[Figure content listings]
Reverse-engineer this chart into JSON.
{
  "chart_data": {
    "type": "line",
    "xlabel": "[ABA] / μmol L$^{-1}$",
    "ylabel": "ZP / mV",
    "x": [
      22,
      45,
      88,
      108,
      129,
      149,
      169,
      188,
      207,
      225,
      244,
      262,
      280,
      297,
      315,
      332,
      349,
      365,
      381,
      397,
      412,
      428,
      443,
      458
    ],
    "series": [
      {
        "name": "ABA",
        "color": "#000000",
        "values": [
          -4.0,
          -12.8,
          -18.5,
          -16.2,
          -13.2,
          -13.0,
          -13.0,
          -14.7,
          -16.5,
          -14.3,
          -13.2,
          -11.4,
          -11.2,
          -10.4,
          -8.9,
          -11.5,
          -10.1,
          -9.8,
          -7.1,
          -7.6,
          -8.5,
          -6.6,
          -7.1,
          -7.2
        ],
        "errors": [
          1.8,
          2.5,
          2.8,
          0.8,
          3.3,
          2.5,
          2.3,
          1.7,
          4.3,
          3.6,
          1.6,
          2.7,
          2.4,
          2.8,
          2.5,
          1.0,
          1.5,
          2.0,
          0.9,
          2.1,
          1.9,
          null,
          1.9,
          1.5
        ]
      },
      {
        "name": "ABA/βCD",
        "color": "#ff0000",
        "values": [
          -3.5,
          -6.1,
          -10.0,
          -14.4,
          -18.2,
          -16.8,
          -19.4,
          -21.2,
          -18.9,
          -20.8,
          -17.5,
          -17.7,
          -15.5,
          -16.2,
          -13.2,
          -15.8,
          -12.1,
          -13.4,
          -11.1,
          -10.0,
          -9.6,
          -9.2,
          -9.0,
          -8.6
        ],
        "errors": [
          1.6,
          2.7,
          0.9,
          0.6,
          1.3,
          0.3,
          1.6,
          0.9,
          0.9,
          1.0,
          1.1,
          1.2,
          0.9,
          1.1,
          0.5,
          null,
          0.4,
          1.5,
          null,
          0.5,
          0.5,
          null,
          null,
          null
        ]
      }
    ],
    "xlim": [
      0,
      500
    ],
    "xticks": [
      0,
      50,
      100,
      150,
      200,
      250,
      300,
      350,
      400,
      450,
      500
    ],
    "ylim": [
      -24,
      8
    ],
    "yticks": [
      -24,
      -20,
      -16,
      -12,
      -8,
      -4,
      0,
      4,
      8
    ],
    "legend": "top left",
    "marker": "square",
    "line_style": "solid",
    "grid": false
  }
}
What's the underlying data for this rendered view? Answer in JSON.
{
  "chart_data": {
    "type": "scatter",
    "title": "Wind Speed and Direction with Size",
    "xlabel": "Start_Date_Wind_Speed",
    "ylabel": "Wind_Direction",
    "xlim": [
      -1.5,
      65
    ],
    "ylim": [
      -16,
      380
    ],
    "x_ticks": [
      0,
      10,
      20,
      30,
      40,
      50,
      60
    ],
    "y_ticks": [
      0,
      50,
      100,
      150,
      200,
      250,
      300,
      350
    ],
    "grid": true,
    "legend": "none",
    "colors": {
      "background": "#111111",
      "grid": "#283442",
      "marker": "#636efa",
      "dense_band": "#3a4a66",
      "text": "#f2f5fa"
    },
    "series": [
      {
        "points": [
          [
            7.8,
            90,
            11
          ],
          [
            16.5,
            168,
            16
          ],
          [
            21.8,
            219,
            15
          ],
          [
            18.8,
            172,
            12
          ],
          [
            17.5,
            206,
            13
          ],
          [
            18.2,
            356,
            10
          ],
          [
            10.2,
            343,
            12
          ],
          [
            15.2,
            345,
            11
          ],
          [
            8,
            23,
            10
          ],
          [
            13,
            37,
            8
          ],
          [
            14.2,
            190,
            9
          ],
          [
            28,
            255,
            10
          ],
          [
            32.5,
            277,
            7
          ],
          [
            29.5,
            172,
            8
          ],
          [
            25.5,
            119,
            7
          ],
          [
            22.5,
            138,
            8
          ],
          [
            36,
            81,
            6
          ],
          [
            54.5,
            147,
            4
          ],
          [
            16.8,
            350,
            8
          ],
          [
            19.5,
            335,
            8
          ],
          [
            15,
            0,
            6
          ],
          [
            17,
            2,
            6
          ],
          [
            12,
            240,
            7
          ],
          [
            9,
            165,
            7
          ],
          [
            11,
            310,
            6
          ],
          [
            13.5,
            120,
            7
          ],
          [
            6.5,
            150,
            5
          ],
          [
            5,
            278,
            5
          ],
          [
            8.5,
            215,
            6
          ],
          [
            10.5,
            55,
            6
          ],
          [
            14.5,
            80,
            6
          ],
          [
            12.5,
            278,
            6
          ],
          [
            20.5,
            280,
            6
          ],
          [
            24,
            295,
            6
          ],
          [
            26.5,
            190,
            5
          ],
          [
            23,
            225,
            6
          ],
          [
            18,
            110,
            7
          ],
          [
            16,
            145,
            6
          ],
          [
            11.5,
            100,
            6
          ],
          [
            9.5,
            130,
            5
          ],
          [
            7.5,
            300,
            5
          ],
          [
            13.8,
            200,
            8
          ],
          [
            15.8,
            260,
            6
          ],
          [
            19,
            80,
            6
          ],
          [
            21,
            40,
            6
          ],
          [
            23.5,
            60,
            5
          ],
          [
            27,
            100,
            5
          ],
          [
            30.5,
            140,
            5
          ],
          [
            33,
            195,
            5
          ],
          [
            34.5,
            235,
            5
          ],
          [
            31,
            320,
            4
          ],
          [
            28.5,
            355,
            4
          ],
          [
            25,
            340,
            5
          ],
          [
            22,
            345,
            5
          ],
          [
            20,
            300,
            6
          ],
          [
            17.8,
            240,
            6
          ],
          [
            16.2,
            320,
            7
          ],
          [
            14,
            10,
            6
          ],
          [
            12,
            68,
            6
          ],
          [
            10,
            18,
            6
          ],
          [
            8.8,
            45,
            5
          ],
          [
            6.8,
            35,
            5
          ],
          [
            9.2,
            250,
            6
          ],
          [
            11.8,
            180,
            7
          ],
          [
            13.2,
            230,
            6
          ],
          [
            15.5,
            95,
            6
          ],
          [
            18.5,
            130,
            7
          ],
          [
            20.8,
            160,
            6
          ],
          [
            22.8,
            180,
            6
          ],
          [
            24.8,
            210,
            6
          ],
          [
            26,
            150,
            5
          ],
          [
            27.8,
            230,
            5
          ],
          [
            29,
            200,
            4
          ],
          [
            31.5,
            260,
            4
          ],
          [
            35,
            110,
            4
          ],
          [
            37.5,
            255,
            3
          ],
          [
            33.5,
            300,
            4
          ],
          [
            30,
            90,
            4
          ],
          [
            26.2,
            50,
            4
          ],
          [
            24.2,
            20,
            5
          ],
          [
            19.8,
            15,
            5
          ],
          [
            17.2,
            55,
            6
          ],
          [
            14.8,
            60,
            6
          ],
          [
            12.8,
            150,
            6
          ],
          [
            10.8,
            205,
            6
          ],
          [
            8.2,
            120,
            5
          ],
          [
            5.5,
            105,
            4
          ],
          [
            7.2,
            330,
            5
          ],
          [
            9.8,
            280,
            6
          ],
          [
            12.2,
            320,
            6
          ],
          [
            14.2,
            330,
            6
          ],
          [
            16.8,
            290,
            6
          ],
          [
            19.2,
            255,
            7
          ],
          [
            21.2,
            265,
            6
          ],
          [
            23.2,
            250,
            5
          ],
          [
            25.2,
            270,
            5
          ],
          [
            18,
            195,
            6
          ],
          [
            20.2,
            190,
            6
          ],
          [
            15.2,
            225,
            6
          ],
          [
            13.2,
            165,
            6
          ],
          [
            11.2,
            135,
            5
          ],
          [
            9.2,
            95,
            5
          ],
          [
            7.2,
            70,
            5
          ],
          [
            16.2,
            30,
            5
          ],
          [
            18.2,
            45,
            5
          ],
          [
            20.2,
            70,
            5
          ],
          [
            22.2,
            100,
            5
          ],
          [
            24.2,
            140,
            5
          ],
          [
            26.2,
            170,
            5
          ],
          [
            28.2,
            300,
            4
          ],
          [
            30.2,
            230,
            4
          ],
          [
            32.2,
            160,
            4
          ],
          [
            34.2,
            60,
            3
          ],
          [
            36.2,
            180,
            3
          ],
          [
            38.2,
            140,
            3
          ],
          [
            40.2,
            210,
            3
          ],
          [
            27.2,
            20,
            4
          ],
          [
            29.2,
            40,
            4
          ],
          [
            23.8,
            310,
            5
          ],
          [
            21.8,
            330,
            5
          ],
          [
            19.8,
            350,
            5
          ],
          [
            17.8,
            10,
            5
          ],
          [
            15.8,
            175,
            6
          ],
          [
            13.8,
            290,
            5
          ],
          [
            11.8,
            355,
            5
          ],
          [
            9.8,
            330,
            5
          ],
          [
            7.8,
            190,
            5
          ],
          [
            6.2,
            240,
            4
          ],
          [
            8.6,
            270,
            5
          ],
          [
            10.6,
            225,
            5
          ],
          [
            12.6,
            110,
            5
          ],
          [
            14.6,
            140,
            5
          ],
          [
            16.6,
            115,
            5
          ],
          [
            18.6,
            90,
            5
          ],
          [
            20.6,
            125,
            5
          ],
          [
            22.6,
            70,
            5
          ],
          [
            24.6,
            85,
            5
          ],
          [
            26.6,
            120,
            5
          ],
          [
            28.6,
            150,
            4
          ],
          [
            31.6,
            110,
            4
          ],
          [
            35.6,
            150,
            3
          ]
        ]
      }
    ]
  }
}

**Exercise:** Only a number is wanted: how many lines above include "this"?

**Response:** 2